* **Exercise requirements**
Please output the lines shown below exactly as they appear.

[Saved entries]
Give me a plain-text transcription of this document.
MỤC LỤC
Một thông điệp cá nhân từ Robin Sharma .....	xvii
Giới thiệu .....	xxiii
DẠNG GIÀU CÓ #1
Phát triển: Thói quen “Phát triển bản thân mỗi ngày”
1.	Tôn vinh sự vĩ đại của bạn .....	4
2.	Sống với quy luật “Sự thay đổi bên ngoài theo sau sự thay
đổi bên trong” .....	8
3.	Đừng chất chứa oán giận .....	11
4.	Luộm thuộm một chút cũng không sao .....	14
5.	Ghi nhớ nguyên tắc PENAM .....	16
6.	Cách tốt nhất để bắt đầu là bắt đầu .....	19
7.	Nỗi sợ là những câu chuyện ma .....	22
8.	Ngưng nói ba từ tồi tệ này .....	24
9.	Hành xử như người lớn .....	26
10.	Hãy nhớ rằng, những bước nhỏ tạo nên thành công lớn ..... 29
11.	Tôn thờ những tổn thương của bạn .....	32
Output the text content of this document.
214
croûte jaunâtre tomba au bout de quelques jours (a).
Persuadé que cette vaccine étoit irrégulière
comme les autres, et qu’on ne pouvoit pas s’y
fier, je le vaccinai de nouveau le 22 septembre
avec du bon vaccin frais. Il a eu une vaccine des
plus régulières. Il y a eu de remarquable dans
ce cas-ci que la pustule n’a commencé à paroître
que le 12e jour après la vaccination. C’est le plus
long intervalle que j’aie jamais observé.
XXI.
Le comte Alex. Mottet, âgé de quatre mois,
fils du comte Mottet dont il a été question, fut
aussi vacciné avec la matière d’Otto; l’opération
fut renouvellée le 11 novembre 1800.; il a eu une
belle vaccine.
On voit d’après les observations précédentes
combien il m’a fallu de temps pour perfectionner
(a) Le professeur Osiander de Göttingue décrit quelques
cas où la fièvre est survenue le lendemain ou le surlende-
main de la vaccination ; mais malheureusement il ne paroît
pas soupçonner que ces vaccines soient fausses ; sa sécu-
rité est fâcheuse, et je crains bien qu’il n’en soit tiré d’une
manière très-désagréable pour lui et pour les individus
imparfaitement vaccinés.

* **Response to this exercise**
Give me a plain-text transcription of this document.
MỤC LỤC
Một thông điệp cá nhân từ Robin Sharma .....	xvii
Giới thiệu .....	xxiii
DẠNG GIÀU CÓ #1
Phát triển: Thói quen “Phát triển bản thân mỗi ngày”
1.	Tôn vinh sự vĩ đại của bạn .....	4
2.	Sống với quy luật “Sự thay đổi bên ngoài theo sau sự thay
đổi bên trong” .....	8
3.	Đừng chất chứa oán giận .....	11
4.	Luộm thuộm một chút cũng không sao .....	14
5.	Ghi nhớ nguyên tắc PENAM .....	16
6.	Cách tốt nhất để bắt đầu là bắt đầu .....	19
7.	Nỗi sợ là những câu chuyện ma .....	22
8.	Ngưng nói ba từ tồi tệ này .....	24
9.	Hành xử như người lớn .....	26
10.	Hãy nhớ rằng, những bước nhỏ tạo nên thành công lớn ..... 29
11.	Tôn thờ những tổn thương của bạn .....	32
Output the text content of this document.
214
croûte jaunâtre tomba au bout de quelques jours (a).
Persuadé que cette vaccine étoit irrégulière
comme les autres, et qu’on ne pouvoit pas s’y
fier, je le vaccinai de nouveau le 22 septembre
avec du bon vaccin frais. Il a eu une vaccine des
plus régulières. Il y a eu de remarquable dans
ce cas-ci que la pustule n’a commencé à paroître
que le 12e jour après la vaccination. C’est le plus
long intervalle que j’aie jamais observé.
XXI.
Le comte Alex. Mottet, âgé de quatre mois,
fils du comte Mottet dont il a été question, fut
aussi vacciné avec la matière d’Otto; l’opération
fut renouvellée le 11 novembre 1800.; il a eu une
belle vaccine.
On voit d’après les observations précédentes
combien il m’a fallu de temps pour perfectionner
(a) Le professeur Osiander de Göttingue décrit quelques
cas où la fièvre est survenue le lendemain ou le surlende-
main de la vaccination ; mais malheureusement il ne paroît
pas soupçonner que ces vaccines soient fausses ; sa sécu-
rité est fâcheuse, et je crains bien qu’il n’en soit tiré d’une
manière très-désagréable pour lui et pour les individus
imparfaitement vaccinés.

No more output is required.